--- START OF EXERCISE INPUTS ---

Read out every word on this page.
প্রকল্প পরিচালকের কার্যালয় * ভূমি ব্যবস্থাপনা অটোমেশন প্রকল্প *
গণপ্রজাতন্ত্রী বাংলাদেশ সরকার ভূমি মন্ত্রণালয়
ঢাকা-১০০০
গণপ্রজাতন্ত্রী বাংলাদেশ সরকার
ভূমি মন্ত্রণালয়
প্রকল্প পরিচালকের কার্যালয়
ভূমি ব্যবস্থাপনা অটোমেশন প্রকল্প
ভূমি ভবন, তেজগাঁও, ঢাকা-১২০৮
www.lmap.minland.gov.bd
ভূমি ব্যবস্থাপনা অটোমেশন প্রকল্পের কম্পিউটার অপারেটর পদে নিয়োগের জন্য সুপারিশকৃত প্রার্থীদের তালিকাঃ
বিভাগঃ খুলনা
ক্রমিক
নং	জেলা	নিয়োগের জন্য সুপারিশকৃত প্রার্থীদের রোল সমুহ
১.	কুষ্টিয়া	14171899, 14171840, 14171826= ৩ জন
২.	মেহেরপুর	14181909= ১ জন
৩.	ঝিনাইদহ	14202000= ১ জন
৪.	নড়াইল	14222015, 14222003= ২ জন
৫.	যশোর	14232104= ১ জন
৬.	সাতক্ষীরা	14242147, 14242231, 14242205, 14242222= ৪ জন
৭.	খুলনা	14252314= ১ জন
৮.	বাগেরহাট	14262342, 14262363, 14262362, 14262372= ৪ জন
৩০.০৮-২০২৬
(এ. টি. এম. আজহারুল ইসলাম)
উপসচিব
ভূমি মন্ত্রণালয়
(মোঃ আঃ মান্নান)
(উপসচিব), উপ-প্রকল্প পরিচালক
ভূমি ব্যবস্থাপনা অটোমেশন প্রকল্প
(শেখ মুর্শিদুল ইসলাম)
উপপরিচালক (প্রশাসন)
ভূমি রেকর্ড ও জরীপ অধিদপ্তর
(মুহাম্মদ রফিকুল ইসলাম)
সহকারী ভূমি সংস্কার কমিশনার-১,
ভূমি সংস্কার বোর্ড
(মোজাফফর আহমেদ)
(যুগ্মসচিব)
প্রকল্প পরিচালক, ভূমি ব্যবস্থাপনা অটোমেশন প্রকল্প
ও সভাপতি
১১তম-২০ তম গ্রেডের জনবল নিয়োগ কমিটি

--- END OF EXERCISE INPUTS ---

Please restate the records in full, word for word.

**FULL OUTPUT**.
Read out every word on this page.
প্রকল্প পরিচালকের কার্যালয় * ভূমি ব্যবস্থাপনা অটোমেশন প্রকল্প *
গণপ্রজাতন্ত্রী বাংলাদেশ সরকার ভূমি মন্ত্রণালয়
ঢাকা-১০০০
গণপ্রজাতন্ত্রী বাংলাদেশ সরকার
ভূমি মন্ত্রণালয়
প্রকল্প পরিচালকের কার্যালয়
ভূমি ব্যবস্থাপনা অটোমেশন প্রকল্প
ভূমি ভবন, তেজগাঁও, ঢাকা-১২০৮
www.lmap.minland.gov.bd
ভূমি ব্যবস্থাপনা অটোমেশন প্রকল্পের কম্পিউটার অপারেটর পদে নিয়োগের জন্য সুপারিশকৃত প্রার্থীদের তালিকাঃ
বিভাগঃ খুলনা
ক্রমিক
নং	জেলা	নিয়োগের জন্য সুপারিশকৃত প্রার্থীদের রোল সমুহ
১.	কুষ্টিয়া	14171899, 14171840, 14171826= ৩ জন
২.	মেহেরপুর	14181909= ১ জন
৩.	ঝিনাইদহ	14202000= ১ জন
৪.	নড়াইল	14222015, 14222003= ২ জন
৫.	যশোর	14232104= ১ জন
৬.	সাতক্ষীরা	14242147, 14242231, 14242205, 14242222= ৪ জন
৭.	খুলনা	14252314= ১ জন
৮.	বাগেরহাট	14262342, 14262363, 14262362, 14262372= ৪ জন
৩০.০৮-২০২৬
(এ. টি. এম. আজহারুল ইসলাম)
উপসচিব
ভূমি মন্ত্রণালয়
(মোঃ আঃ মান্নান)
(উপসচিব), উপ-প্রকল্প পরিচালক
ভূমি ব্যবস্থাপনা অটোমেশন প্রকল্প
(শেখ মুর্শিদুল ইসলাম)
উপপরিচালক (প্রশাসন)
ভূমি রেকর্ড ও জরীপ অধিদপ্তর
(মুহাম্মদ রফিকুল ইসলাম)
সহকারী ভূমি সংস্কার কমিশনার-১,
ভূমি সংস্কার বোর্ড
(মোজাফফর আহমেদ)
(যুগ্মসচিব)
প্রকল্প পরিচালক, ভূমি ব্যবস্থাপনা অটোমেশন প্রকল্প
ও সভাপতি
১১তম-২০ তম গ্রেডের জনবল নিয়োগ কমিটি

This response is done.